Return all the data, word for word.

-------- EXTRACTED INFORMATION --------

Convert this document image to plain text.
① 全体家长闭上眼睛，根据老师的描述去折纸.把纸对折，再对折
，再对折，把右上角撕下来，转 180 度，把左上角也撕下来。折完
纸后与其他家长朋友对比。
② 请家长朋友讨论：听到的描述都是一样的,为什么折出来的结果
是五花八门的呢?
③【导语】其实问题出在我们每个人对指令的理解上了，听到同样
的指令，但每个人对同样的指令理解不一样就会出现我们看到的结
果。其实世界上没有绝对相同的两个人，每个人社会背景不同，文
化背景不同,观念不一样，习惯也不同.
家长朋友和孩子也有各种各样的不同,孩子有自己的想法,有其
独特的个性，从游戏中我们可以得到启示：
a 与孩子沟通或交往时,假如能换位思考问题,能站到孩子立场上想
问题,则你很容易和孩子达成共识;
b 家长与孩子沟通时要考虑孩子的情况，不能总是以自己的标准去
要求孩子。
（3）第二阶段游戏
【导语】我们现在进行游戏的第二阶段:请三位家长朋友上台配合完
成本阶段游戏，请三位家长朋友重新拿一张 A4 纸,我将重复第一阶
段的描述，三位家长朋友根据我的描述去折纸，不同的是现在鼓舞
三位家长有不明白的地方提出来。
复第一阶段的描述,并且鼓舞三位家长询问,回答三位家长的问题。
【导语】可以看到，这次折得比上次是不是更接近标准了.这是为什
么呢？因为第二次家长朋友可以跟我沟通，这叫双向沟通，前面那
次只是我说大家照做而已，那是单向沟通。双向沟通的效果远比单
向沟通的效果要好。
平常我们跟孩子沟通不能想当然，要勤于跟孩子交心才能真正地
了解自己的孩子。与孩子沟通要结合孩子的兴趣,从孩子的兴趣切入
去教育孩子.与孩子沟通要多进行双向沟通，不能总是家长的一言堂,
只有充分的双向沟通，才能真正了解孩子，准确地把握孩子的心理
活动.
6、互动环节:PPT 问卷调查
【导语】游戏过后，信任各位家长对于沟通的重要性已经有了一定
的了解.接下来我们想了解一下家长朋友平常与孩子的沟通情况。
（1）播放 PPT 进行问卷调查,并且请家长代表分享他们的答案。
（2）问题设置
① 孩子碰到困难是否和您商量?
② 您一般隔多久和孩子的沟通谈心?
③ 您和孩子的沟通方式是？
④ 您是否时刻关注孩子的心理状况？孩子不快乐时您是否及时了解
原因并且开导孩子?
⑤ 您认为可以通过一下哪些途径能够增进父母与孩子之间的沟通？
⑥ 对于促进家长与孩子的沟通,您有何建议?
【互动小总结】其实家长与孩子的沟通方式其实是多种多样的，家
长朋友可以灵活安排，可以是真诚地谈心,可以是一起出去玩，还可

--------

### OUTPUT OF THE TASK
Convert this document image to plain text.
① 全体家长闭上眼睛，根据老师的描述去折纸.把纸对折，再对折
，再对折，把右上角撕下来，转 180 度，把左上角也撕下来。折完
纸后与其他家长朋友对比。
② 请家长朋友讨论：听到的描述都是一样的,为什么折出来的结果
是五花八门的呢?
③【导语】其实问题出在我们每个人对指令的理解上了，听到同样
的指令，但每个人对同样的指令理解不一样就会出现我们看到的结
果。其实世界上没有绝对相同的两个人，每个人社会背景不同，文
化背景不同,观念不一样，习惯也不同.
家长朋友和孩子也有各种各样的不同,孩子有自己的想法,有其
独特的个性，从游戏中我们可以得到启示：
a 与孩子沟通或交往时,假如能换位思考问题,能站到孩子立场上想
问题,则你很容易和孩子达成共识;
b 家长与孩子沟通时要考虑孩子的情况，不能总是以自己的标准去
要求孩子。
（3）第二阶段游戏
【导语】我们现在进行游戏的第二阶段:请三位家长朋友上台配合完
成本阶段游戏，请三位家长朋友重新拿一张 A4 纸,我将重复第一阶
段的描述，三位家长朋友根据我的描述去折纸，不同的是现在鼓舞
三位家长有不明白的地方提出来。
复第一阶段的描述,并且鼓舞三位家长询问,回答三位家长的问题。
【导语】可以看到，这次折得比上次是不是更接近标准了.这是为什
么呢？因为第二次家长朋友可以跟我沟通，这叫双向沟通，前面那
次只是我说大家照做而已，那是单向沟通。双向沟通的效果远比单
向沟通的效果要好。
平常我们跟孩子沟通不能想当然，要勤于跟孩子交心才能真正地
了解自己的孩子。与孩子沟通要结合孩子的兴趣,从孩子的兴趣切入
去教育孩子.与孩子沟通要多进行双向沟通，不能总是家长的一言堂,
只有充分的双向沟通，才能真正了解孩子，准确地把握孩子的心理
活动.
6、互动环节:PPT 问卷调查
【导语】游戏过后，信任各位家长对于沟通的重要性已经有了一定
的了解.接下来我们想了解一下家长朋友平常与孩子的沟通情况。
（1）播放 PPT 进行问卷调查,并且请家长代表分享他们的答案。
（2）问题设置
① 孩子碰到困难是否和您商量?
② 您一般隔多久和孩子的沟通谈心?
③ 您和孩子的沟通方式是？
④ 您是否时刻关注孩子的心理状况？孩子不快乐时您是否及时了解
原因并且开导孩子?
⑤ 您认为可以通过一下哪些途径能够增进父母与孩子之间的沟通？
⑥ 对于促进家长与孩子的沟通,您有何建议?
【互动小总结】其实家长与孩子的沟通方式其实是多种多样的，家
长朋友可以灵活安排，可以是真诚地谈心,可以是一起出去玩，还可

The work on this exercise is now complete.